> Task objective: In the data, extract each line that holds the string "العرش".

> Data for the task:
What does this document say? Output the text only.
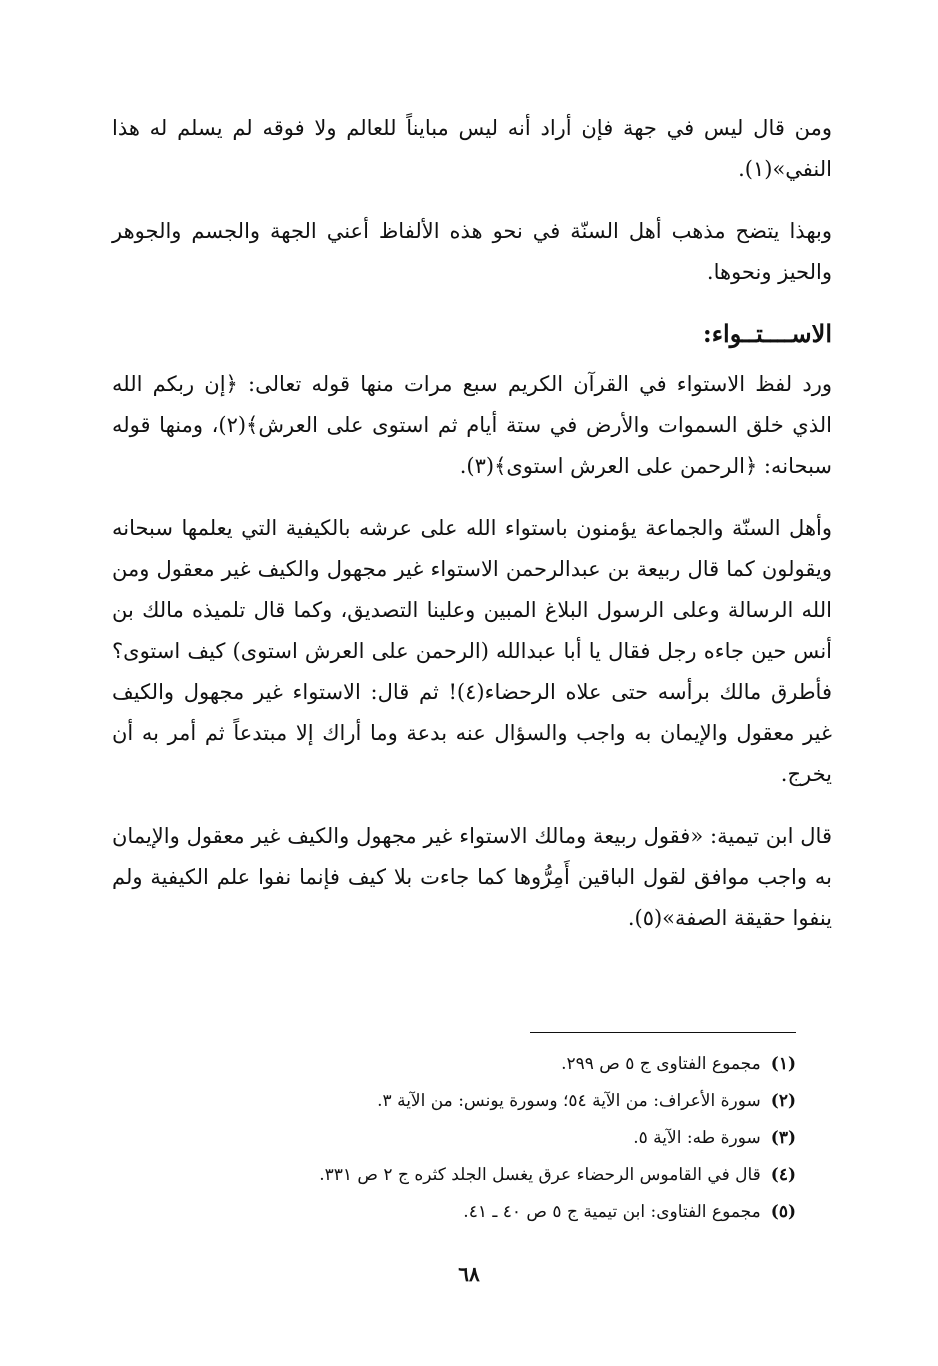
ومن قال ليس في جهة فإن أراد أنه ليس مبايناً للعالم ولا فوقه لم يسلم له هذا النفي»(١).

وبهذا يتضح مذهب أهل السنّة في نحو هذه الألفاظ أعني الجهة والجسم والجوهر والحيز ونحوها.

الاســــتــواء:

ورد لفظ الاستواء في القرآن الكريم سبع مرات منها قوله تعالى: ﴿إن ربكم الله الذي خلق السموات والأرض في ستة أيام ثم استوى على العرش﴾(٢)، ومنها قوله سبحانه: ﴿الرحمن على العرش استوى﴾(٣).

وأهل السنّة والجماعة يؤمنون باستواء الله على عرشه بالكيفية التي يعلمها سبحانه ويقولون كما قال ربيعة بن عبدالرحمن الاستواء غير مجهول والكيف غير معقول ومن الله الرسالة وعلى الرسول البلاغ المبين وعلينا التصديق، وكما قال تلميذه مالك بن أنس حين جاءه رجل فقال يا أبا عبدالله (الرحمن على العرش استوى) كيف استوى؟ فأطرق مالك برأسه حتى علاه الرحضاء(٤)! ثم قال: الاستواء غير مجهول والكيف غير معقول والإيمان به واجب والسؤال عنه بدعة وما أراك إلا مبتدعاً ثم أمر به أن يخرج.

قال ابن تيمية: «فقول ربيعة ومالك الاستواء غير مجهول والكيف غير معقول والإيمان به واجب موافق لقول الباقين أَمِرُّوها كما جاءت بلا كيف فإنما نفوا علم الكيفية ولم ينفوا حقيقة الصفة»(٥).

(١)مجموع الفتاوى ج ٥ ص ٢٩٩.
(٢)سورة الأعراف: من الآية ٥٤؛ وسورة يونس: من الآية ٣.
(٣)سورة طه: الآية ٥.
(٤)قال في القاموس الرحضاء عرق يغسل الجلد كثره ج ٢ ص ٣٣١.
(٥)مجموع الفتاوى: ابن تيمية ج ٥ ص ٤٠ ـ ٤١.
٦٨
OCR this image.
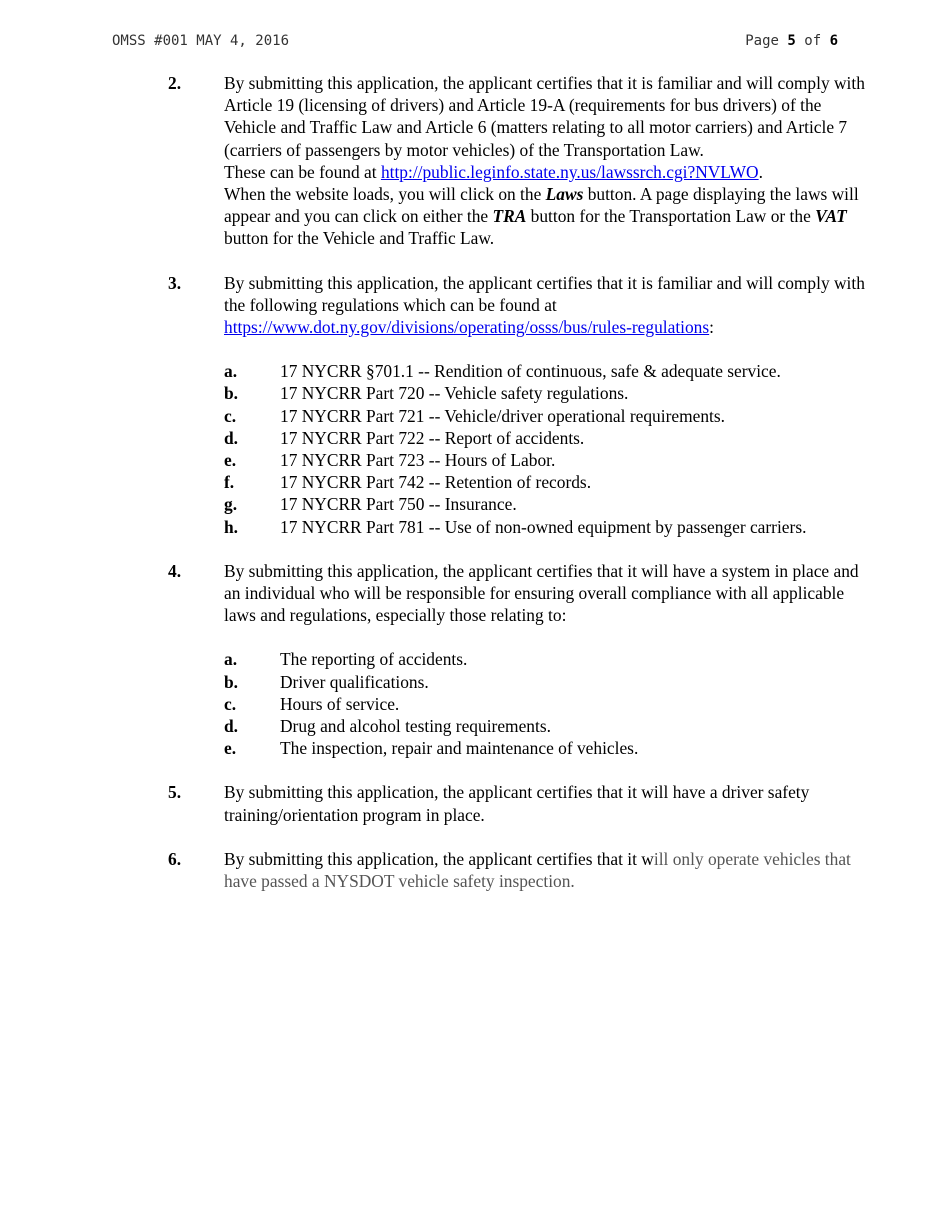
OMSS #001 MAY 4, 2016	Page 5 of 6
2. By submitting this application, the applicant certifies that it is familiar and will comply with Article 19 (licensing of drivers) and Article 19-A (requirements for bus drivers) of the Vehicle and Traffic Law and Article 6 (matters relating to all motor carriers) and Article 7 (carriers of passengers by motor vehicles) of the Transportation Law.

These can be found at http://public.leginfo.state.ny.us/lawssrch.cgi?NVLWO.

When the website loads, you will click on the Laws button. A page displaying the laws will appear and you can click on either the TRA button for the Transportation Law or the VAT button for the Vehicle and Traffic Law.

3. By submitting this application, the applicant certifies that it is familiar and will comply with the following regulations which can be found at https://www.dot.ny.gov/divisions/operating/osss/bus/rules-regulations:

a. 17 NYCRR §701.1 -- Rendition of continuous, safe & adequate service.
b. 17 NYCRR Part 720 -- Vehicle safety regulations.
c.	17 NYCRR Part 721 -- Vehicle/driver operational requirements.
d. 17 NYCRR Part 722 -- Report of accidents.
e.	17 NYCRR Part 723 -- Hours of Labor.
f.	17 NYCRR Part 742 -- Retention of records.
g. 17 NYCRR Part 750 -- Insurance.
h. 17 NYCRR Part 781 -- Use of non-owned equipment by passenger carriers.
4. By submitting this application, the applicant certifies that it will have a system in place and an individual who will be responsible for ensuring overall compliance with all applicable laws and regulations, especially those relating to:

a. The reporting of accidents.
b. Driver qualifications.
c.	Hours of service.
d. Drug and alcohol testing requirements.
e.	The inspection, repair and maintenance of vehicles.
5. By submitting this application, the applicant certifies that it will have a driver safety training/orientation program in place.

6. By submitting this application, the applicant certifies that it will only operate vehicles that have passed a NYSDOT vehicle safety inspection.
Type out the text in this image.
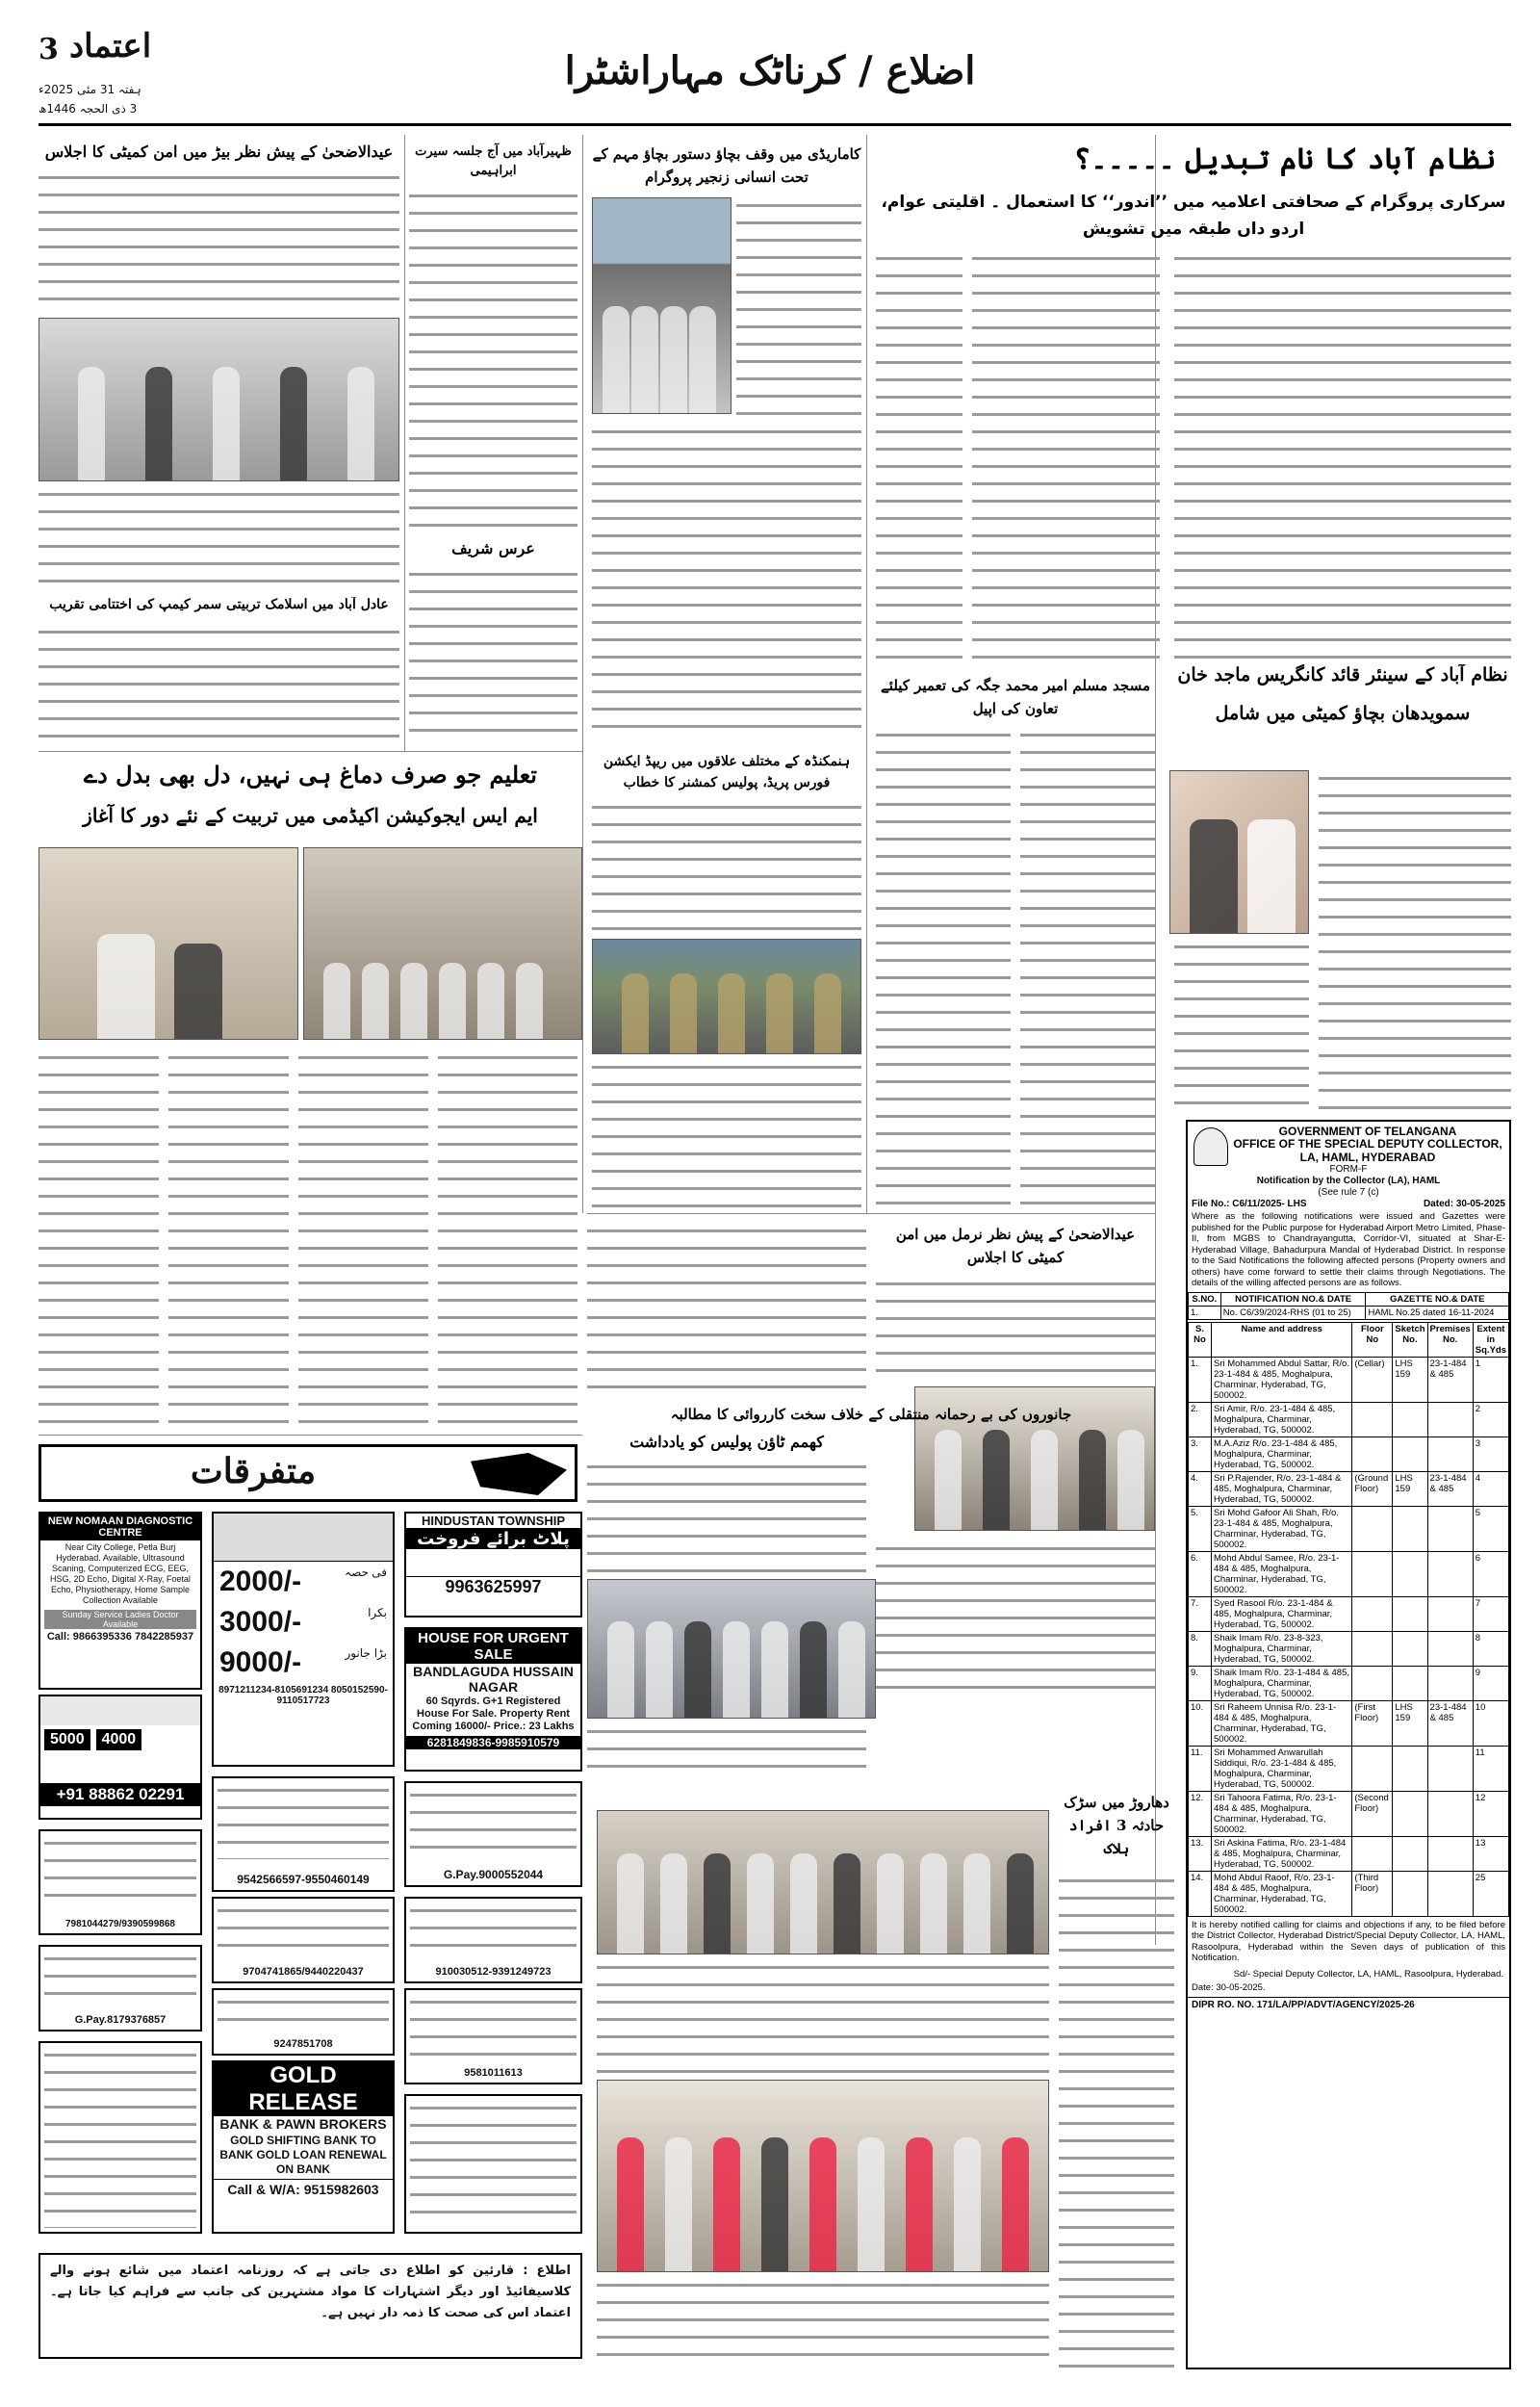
3 اعتماد
ہفتہ 31 مئی 2025ء
3 ذی الحجہ 1446ھ
اضلاع / کرناٹک مہاراشٹرا
نظام آباد کا نام تبدیل ۔۔۔۔۔؟
سرکاری پروگرام کے صحافتی اعلامیہ میں ’’اندور‘‘ کا استعمال ۔ اقلیتی عوام، اردو داں طبقہ میں تشویش
نظام آباد کے سینئر قائد کانگریس ماجد خان
سمویدھان بچاؤ کمیٹی میں شامل
مسجد مسلم امیر محمد جگہ کی تعمیر کیلئے تعاون کی اپیل
کاماریڈی میں وقف بچاؤ دستور بچاؤ مہم کے تحت انسانی زنجیر پروگرام
ہنمکنڈہ کے مختلف علاقوں میں ریپڈ ایکشن فورس پریڈ، پولیس کمشنر کا خطاب
عیدالاضحیٰ کے پیش نظر بیڑ میں امن کمیٹی کا اجلاس
عادل آباد میں اسلامک تربیتی سمر کیمپ کی اختتامی تقریب
ظہیرآباد میں آج جلسہ سیرت ابراہیمی
عرس شریف
تعلیم جو صرف دماغ ہی نہیں، دل بھی بدل دے
ایم ایس ایجوکیشن اکیڈمی میں تربیت کے نئے دور کا آغاز
عیدالاضحیٰ کے پیش نظر نرمل میں امن کمیٹی کا اجلاس
جانوروں کی بے رحمانہ منتقلی کے خلاف سخت کارروائی کا مطالبہ
کھمم ٹاؤن پولیس کو یادداشت
دھاروڑ میں سڑک حادثہ 3 افراد ہلاک
متفرقات
NEW NOMAAN DIAGNOSTIC CENTRE
Near City College, Petla Burj Hyderabad. Available, Ultrasound Scaning, Computerized ECG, EEG, HSG, 2D Echo, Digital X-Ray, Foetal Echo, Physiotherapy, Home Sample Collection Available
Sunday Service Ladies Doctor Available
Call: 9866395336 7842285937
2000/-	فی حصہ
3000/-	بکرا
9000/-	بڑا جانور
8971211234-8105691234 8050152590-9110517723
5000	4000
+91 88862 02291
HINDUSTAN TOWNSHIP
پلاٹ برائے فروخت
9963625997
HOUSE FOR URGENT SALE
BANDLAGUDA HUSSAIN NAGAR
60 Sqyrds. G+1 Registered House For Sale. Property Rent Coming 16000/- Price.: 23 Lakhs
6281849836-9985910579
9542566597-9550460149
9704741865/9440220437
G.Pay.9000552044
7981044279/9390599868
910030512-9391249723
9247851708
9581011613
G.Pay.8179376857
GOLD RELEASE
BANK & PAWN BROKERS
GOLD SHIFTING BANK TO BANK GOLD LOAN RENEWAL ON BANK
Call & W/A: 9515982603
اطلاع : قارئین کو اطلاع دی جاتی ہے کہ روزنامہ اعتماد میں شائع ہونے والے کلاسیفائیڈ اور دیگر اشتہارات کا مواد مشتہرین کی جانب سے فراہم کیا جاتا ہے۔ اعتماد اس کی صحت کا ذمہ دار نہیں ہے۔
GOVERNMENT OF TELANGANA
OFFICE OF THE SPECIAL DEPUTY COLLECTOR, LA, HAML, HYDERABAD
FORM-F
Notification by the Collector (LA), HAML
(See rule 7 (c)
File No.: C6/11/2025- LHS	Dated: 30-05-2025
Where as the following notifications were issued and Gazettes were published for the Public purpose for Hyderabad Airport Metro Limited, Phase-II, from MGBS to Chandrayangutta, Corridor-VI, situated at Shar-E-Hyderabad Village, Bahadurpura Mandal of Hyderabad District. In response to the Said Notifications the following affected persons (Property owners and others) have come forward to settle their claims through Negotiations. The details of the willing affected persons are as follows.
S.NO.	NOTIFICATION NO.& DATE	GAZETTE NO.& DATE
1.	No. C6/39/2024-RHS (01 to 25)	HAML No.25 dated 16-11-2024
S. No	Name and address	Floor No	Sketch No.	Premises No.	Extent in Sq.Yds
1.	Sri Mohammed Abdul Sattar, R/o. 23-1-484 & 485, Moghalpura, Charminar, Hyderabad, TG, 500002.	(Cellar)	LHS 159	23-1-484 & 485	1
2.	Sri Amir, R/o. 23-1-484 & 485, Moghalpura, Charminar, Hyderabad, TG, 500002.				2
3.	M.A.Aziz R/o. 23-1-484 & 485, Moghalpura, Charminar, Hyderabad, TG, 500002.				3
4.	Sri P.Rajender, R/o. 23-1-484 & 485, Moghalpura, Charminar, Hyderabad, TG, 500002.	(Ground Floor)	LHS 159	23-1-484 & 485	4
5.	Sri Mohd Gafoor Ali Shah, R/o. 23-1-484 & 485, Moghalpura, Charminar, Hyderabad, TG, 500002.				5
6.	Mohd Abdul Samee, R/o. 23-1-484 & 485, Moghalpura, Charminar, Hyderabad, TG, 500002.				6
7.	Syed Rasool R/o. 23-1-484 & 485, Moghalpura, Charminar, Hyderabad, TG, 500002.				7
8.	Shaik Imam R/o. 23-8-323, Moghalpura, Charminar, Hyderabad, TG, 500002.				8
9.	Shaik Imam R/o. 23-1-484 & 485, Moghalpura, Charminar, Hyderabad, TG, 500002.				9
10.	Sri Raheem Unnisa R/o. 23-1-484 & 485, Moghalpura, Charminar, Hyderabad, TG, 500002.	(First Floor)	LHS 159	23-1-484 & 485	10
11.	Sri Mohammed Anwarullah Siddiqui, R/o. 23-1-484 & 485, Moghalpura, Charminar, Hyderabad, TG, 500002.				11
12.	Sri Tahoora Fatima, R/o. 23-1-484 & 485, Moghalpura, Charminar, Hyderabad, TG, 500002.	(Second Floor)			12
13.	Sri Askina Fatima, R/o. 23-1-484 & 485, Moghalpura, Charminar, Hyderabad, TG, 500002.				13
14.	Mohd Abdul Raoof, R/o. 23-1-484 & 485, Moghalpura, Charminar, Hyderabad, TG, 500002.	(Third Floor)			25
It is hereby notified calling for claims and objections if any, to be filed before the District Collector, Hyderabad District/Special Deputy Collector, LA, HAML, Rasoolpura, Hyderabad within the Seven days of publication of this Notification.
Sd/- Special Deputy Collector, LA, HAML, Rasoolpura, Hyderabad.
Date: 30-05-2025.
DIPR RO. NO. 171/LA/PP/ADVT/AGENCY/2025-26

> Complete answer:
ورد لفظ الاستواء في القرآن الكريم سبع مرات منها قوله تعالى: ﴿إن ربكم الله الذي خلق السموات والأرض في ستة أيام ثم استوى على العرش﴾(٢)، ومنها قوله سبحانه: ﴿الرحمن على العرش استوى﴾(٣).
وأهل السنّة والجماعة يؤمنون باستواء الله على عرشه بالكيفية التي يعلمها سبحانه ويقولون كما قال ربيعة بن عبدالرحمن الاستواء غير مجهول والكيف غير معقول ومن الله الرسالة وعلى الرسول البلاغ المبين وعلينا التصديق، وكما قال تلميذه مالك بن أنس حين جاءه رجل فقال يا أبا عبدالله (الرحمن على العرش استوى) كيف استوى؟ فأطرق مالك برأسه حتى علاه الرحضاء(٤)! ثم قال: الاستواء غير مجهول والكيف غير معقول والإيمان به واجب والسؤال عنه بدعة وما أراك إلا مبتدعاً ثم أمر به أن يخرج.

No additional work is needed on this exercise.